WHAT THE TASK ASKS: Check each line of the data below for the word "corso", then extract the ones that have it.

Saved entries
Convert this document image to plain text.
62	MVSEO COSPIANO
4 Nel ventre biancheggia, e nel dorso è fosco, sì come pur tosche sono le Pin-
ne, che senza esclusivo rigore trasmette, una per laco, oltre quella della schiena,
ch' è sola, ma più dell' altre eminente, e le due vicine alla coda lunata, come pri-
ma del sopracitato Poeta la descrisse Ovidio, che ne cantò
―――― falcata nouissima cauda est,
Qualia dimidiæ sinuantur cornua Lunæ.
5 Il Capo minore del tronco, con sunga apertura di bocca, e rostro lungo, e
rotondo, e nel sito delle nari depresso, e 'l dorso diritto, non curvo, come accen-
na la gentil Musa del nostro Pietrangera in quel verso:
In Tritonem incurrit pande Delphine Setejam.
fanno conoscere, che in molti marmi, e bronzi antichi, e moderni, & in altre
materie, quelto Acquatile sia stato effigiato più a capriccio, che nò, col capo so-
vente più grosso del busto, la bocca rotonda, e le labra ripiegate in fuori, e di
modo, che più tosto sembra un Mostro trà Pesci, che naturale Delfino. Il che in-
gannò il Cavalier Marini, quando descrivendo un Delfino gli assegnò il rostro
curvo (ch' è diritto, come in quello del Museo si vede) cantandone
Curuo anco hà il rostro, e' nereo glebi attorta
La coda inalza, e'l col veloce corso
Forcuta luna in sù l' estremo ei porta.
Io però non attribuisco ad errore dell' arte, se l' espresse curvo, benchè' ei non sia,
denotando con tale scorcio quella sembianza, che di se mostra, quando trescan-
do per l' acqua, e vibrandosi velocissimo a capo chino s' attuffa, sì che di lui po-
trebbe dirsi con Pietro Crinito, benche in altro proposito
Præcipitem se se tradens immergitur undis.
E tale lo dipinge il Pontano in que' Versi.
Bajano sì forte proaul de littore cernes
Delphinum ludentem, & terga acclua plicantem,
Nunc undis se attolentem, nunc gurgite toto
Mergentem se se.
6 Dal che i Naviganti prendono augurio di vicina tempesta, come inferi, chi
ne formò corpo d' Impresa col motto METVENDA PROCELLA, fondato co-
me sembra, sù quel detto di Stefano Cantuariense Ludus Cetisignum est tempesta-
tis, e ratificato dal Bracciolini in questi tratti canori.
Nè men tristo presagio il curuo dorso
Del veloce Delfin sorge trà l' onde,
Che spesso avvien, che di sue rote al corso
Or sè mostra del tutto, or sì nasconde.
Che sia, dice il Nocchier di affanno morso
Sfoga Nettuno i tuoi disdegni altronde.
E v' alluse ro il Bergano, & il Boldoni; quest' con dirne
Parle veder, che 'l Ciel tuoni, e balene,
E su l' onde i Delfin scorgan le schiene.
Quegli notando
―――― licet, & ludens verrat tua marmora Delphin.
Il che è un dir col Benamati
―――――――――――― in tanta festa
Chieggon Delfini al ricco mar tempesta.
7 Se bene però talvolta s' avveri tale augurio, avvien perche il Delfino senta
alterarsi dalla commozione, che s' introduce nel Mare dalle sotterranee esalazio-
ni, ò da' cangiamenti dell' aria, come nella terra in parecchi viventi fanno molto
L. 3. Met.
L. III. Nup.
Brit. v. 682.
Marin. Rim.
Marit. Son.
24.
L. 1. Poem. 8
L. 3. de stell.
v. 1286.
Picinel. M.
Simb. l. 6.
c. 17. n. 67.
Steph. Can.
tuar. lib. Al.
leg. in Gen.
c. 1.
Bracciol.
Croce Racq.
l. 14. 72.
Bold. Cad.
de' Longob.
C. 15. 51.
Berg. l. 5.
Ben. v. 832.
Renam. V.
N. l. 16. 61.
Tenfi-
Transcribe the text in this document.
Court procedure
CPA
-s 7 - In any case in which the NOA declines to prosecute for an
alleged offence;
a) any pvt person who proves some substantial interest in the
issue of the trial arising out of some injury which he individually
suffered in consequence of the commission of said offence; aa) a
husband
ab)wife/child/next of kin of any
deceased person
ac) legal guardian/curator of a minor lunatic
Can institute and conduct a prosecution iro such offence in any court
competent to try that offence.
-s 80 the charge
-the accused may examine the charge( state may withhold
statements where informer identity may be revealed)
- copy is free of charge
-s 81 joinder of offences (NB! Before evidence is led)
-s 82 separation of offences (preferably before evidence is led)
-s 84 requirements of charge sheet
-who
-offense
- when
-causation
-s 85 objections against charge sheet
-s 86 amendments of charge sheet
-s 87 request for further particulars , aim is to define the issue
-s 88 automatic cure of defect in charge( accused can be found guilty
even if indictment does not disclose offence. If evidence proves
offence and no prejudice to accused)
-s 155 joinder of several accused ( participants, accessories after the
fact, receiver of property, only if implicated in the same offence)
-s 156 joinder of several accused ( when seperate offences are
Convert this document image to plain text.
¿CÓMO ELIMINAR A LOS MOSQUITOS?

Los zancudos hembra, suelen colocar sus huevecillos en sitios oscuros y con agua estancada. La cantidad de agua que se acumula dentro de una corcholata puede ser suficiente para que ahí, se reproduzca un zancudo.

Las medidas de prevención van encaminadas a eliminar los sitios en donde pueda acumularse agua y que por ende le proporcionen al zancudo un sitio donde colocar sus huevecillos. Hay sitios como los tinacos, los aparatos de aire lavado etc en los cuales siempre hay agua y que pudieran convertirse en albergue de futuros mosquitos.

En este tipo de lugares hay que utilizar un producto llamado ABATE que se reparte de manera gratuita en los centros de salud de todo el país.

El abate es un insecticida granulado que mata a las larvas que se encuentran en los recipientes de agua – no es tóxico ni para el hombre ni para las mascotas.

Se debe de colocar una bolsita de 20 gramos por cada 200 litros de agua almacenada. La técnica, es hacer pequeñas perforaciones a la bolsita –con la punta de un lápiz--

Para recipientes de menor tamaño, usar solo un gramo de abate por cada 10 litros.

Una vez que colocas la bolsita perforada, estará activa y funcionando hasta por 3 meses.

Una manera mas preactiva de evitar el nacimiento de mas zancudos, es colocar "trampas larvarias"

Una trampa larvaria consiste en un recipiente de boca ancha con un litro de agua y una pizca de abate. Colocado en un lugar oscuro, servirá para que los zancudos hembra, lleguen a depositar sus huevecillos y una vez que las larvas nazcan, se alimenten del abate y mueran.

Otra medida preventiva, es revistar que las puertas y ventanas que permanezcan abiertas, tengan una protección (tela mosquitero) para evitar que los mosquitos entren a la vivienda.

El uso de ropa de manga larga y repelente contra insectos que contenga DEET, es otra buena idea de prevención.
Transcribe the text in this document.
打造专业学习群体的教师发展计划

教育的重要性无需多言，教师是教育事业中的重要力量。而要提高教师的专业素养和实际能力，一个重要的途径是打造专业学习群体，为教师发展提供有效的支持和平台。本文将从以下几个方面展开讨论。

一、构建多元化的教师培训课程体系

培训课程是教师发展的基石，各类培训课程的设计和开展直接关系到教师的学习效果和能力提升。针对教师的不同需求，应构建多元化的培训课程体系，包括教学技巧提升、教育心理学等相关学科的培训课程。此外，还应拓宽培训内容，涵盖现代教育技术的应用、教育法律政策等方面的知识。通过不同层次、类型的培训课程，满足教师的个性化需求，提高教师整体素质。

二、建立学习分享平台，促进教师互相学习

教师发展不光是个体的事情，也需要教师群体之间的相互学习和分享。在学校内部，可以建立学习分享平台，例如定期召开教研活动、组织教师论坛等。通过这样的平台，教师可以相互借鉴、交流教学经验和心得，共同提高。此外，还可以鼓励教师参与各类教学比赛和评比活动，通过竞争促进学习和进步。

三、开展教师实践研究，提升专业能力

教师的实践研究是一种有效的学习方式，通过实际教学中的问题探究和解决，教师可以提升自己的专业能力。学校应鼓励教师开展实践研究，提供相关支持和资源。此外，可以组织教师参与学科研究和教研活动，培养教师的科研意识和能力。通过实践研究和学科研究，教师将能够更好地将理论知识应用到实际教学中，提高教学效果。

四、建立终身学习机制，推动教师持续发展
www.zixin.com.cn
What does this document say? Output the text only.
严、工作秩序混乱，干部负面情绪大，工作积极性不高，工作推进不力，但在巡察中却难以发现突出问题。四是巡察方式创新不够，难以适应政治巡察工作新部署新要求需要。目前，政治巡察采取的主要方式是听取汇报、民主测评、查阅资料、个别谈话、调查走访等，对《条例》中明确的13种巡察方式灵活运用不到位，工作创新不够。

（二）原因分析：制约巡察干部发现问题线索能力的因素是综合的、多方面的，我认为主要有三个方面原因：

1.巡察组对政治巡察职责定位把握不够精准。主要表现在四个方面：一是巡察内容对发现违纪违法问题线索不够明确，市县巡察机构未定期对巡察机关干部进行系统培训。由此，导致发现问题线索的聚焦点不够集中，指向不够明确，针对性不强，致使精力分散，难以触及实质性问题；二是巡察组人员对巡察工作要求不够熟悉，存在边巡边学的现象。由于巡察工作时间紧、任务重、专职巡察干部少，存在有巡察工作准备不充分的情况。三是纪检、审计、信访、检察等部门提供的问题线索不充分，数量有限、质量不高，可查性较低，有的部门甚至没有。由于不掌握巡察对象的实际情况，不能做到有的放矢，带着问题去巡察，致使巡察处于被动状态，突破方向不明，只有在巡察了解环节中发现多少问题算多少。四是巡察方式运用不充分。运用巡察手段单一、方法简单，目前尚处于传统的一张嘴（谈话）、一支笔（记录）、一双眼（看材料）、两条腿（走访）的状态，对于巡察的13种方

TASK OUTPUT:
La coda inalza, e'l col veloce corso
Che spesso avvien, che di sue rote al corso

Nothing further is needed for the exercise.